The accuracy of the radiation error correction equation can be represented by root-mean-square error (RMSE).

$$RMSE=\sqrt{\frac{{\displaystyle {\sum }_{\mathrm{i}=1}^n{(E_c-E_e)}^2}}{n}}$$

(6)

where E_c is the numerical calculation result of CFD, E_e is the calculation of the modified equation ΔT_BP, and n is the number of samples.

The RMSE between the calculated value from Equation (5) and the simulated value by CFD is 0.0005 °C. To show the error distribution of the training model more intuitively, the histogram shown in Figure 4 describes the error of the training sample (70%), the verification sample (15%), and the test sample (15%). It can be seen that errors are distributed within ±0.0015 °C. The correlation between the total sample and this model is 0.99991, as shown in Figure 5, which illustrates that the radiation error correction equation is consistent with the data. Therefore, if this equation corrects the measurement, the error may be reduced to less than 0.1 °C.

3. Observation Experiment and Result Analysis

An air temperature observation platform was set up to verify the reliability of this temperature observation system and the accuracy of the radiation error correction equation. According to the WMO guide to meteorological instruments and observation methods (CIMO Guide), the observed air temperature should represent the free air conditions surrounding it. The station was set up over as large an area as possible, at a height between 1.25 and 2 m above ground level. The sensors should be kept away from local obstructions as much as possible; therefore, a platform was built on the Nanjing University of Information Science and Technology Site (32.12° N, 118.42° E, elevation 22 m). The placement of radiation shields and sensors is shown in Figure 6.

Stated goal 1:
From the records, reproduce unchanged every line from the one containing "- cell: 18: [10, 733, 94, 755]" through the one containing "- cell: 6.8、7.5、8、10: [261, 755, 586, 777]", including both of those lines.

Material provided:

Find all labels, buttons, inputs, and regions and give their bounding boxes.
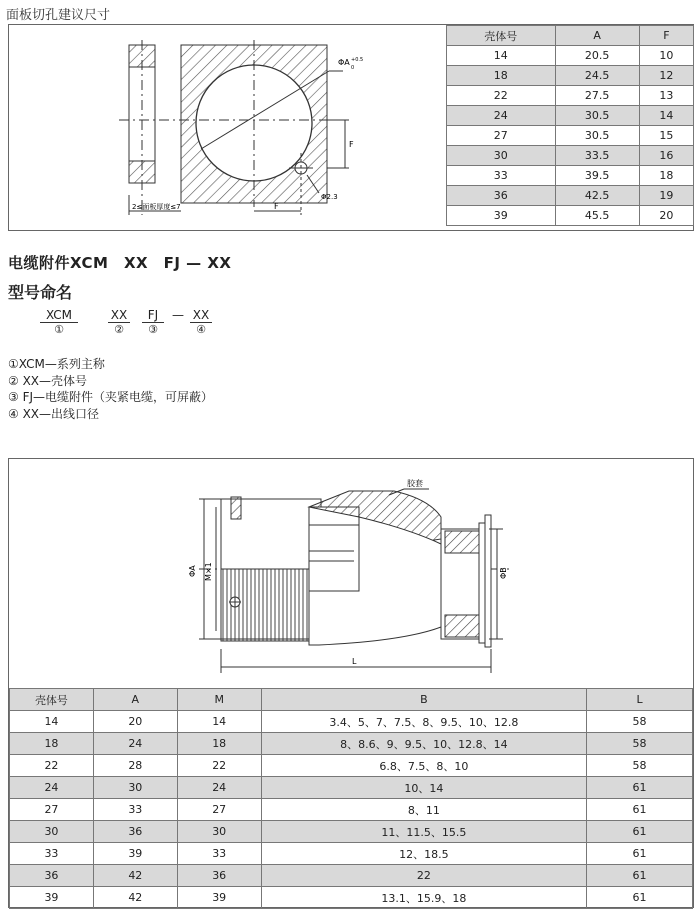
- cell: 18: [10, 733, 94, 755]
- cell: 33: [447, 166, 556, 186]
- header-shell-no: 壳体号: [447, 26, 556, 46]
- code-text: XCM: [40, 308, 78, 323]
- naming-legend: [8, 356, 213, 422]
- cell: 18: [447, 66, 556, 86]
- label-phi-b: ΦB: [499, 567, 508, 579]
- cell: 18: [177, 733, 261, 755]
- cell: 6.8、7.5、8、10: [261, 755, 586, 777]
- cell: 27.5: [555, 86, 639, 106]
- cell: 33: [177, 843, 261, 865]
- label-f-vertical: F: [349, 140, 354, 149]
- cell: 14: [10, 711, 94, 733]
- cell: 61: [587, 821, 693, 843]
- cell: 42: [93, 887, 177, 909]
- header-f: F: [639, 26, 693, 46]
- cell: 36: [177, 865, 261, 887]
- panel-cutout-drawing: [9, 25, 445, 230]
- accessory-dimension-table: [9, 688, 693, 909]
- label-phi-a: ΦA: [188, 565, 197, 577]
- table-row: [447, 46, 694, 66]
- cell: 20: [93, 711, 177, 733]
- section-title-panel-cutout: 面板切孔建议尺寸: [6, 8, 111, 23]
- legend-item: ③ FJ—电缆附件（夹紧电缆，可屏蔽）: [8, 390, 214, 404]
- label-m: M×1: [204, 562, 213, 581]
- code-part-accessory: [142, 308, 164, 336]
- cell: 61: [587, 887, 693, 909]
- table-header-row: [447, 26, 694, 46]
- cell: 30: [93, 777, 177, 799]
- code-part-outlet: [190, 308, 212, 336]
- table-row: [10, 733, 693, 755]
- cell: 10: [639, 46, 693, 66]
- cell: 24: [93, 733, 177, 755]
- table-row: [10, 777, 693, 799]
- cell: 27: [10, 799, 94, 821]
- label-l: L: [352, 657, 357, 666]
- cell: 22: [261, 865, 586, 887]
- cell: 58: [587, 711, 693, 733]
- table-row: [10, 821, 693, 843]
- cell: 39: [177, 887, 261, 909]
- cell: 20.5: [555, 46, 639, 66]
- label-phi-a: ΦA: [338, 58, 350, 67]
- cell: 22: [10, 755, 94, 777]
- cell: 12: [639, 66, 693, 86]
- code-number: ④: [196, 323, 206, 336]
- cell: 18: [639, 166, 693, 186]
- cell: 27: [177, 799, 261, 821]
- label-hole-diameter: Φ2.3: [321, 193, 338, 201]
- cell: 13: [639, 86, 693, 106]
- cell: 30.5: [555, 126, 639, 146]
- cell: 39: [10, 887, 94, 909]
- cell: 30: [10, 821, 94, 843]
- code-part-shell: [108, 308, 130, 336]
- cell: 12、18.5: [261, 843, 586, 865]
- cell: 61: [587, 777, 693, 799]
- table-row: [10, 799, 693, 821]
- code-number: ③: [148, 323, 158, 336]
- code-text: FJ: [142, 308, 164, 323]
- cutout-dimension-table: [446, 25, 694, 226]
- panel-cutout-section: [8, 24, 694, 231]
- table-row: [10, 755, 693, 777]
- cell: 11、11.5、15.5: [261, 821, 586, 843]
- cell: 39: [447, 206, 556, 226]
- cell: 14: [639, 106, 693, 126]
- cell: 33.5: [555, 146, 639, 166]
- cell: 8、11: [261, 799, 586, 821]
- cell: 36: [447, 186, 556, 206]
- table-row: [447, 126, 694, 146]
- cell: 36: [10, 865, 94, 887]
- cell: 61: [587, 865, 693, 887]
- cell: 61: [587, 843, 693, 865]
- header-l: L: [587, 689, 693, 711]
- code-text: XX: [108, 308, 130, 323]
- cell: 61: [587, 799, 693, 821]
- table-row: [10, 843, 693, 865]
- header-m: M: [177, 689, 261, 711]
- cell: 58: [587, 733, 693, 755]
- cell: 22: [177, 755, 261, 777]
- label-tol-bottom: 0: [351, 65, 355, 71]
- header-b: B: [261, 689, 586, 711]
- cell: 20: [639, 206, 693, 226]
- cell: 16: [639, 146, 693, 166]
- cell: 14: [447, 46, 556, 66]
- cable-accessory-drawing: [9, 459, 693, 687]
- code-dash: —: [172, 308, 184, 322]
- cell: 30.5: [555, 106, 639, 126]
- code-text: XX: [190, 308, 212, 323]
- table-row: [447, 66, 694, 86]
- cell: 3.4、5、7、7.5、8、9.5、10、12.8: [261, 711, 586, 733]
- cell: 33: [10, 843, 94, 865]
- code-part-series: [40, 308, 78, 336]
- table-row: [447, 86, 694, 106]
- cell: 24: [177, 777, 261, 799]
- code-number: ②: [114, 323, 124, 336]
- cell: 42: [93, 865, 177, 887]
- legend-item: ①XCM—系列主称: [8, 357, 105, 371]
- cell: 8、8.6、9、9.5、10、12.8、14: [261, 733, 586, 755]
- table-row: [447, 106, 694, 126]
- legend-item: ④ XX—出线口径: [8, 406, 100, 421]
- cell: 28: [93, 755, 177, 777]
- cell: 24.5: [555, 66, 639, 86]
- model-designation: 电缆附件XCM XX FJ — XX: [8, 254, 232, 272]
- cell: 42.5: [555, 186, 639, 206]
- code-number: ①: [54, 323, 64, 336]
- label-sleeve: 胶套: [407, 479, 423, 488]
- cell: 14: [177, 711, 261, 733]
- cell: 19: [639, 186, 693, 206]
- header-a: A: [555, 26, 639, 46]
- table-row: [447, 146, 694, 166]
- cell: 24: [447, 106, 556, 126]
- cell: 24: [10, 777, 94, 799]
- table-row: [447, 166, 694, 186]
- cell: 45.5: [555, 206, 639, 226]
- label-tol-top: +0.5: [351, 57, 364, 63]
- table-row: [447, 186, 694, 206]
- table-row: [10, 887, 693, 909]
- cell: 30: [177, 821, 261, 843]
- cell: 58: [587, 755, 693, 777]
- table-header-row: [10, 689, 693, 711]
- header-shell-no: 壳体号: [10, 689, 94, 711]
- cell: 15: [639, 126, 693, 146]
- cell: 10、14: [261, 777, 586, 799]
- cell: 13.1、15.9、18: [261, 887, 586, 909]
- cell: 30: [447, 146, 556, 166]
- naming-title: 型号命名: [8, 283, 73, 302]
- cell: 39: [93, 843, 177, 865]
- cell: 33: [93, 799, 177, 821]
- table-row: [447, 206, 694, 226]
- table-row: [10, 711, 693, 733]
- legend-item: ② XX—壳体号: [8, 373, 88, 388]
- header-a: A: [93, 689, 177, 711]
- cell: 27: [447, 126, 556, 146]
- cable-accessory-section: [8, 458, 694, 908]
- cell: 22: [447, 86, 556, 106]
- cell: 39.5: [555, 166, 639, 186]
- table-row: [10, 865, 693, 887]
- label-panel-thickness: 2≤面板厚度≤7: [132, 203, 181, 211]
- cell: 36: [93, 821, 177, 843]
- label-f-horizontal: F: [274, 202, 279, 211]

Stated goal 2:
Using the passage on radiation error correction, say whether each statement agrees with it. Answer yes or no and quote the deciding words. (a) The RMSE between the values from Equation (5) and the CFD simulated values is 0.0005 °C. (b) The training sample makes up 15% of the samples. (c) The observation platform stands at an elevation of 22 m.

Response 1:
- cell: 18: [10, 733, 94, 755]
- cell: 33: [447, 166, 556, 186]
- header-shell-no: 壳体号: [447, 26, 556, 46]
- code-text: XCM: [40, 308, 78, 323]
- naming-legend: [8, 356, 213, 422]
- cell: 18: [447, 66, 556, 86]
- label-phi-b: ΦB: [499, 567, 508, 579]
- cell: 18: [177, 733, 261, 755]
- cell: 6.8、7.5、8、10: [261, 755, 586, 777]

Response 2:
(a) Yes: "The RMSE between the calculated value from Equation (5) and the simulated value by CFD is 0.0005 °C."
(b) No: "the training sample (70%)"
(c) Yes: "elevation 22 m"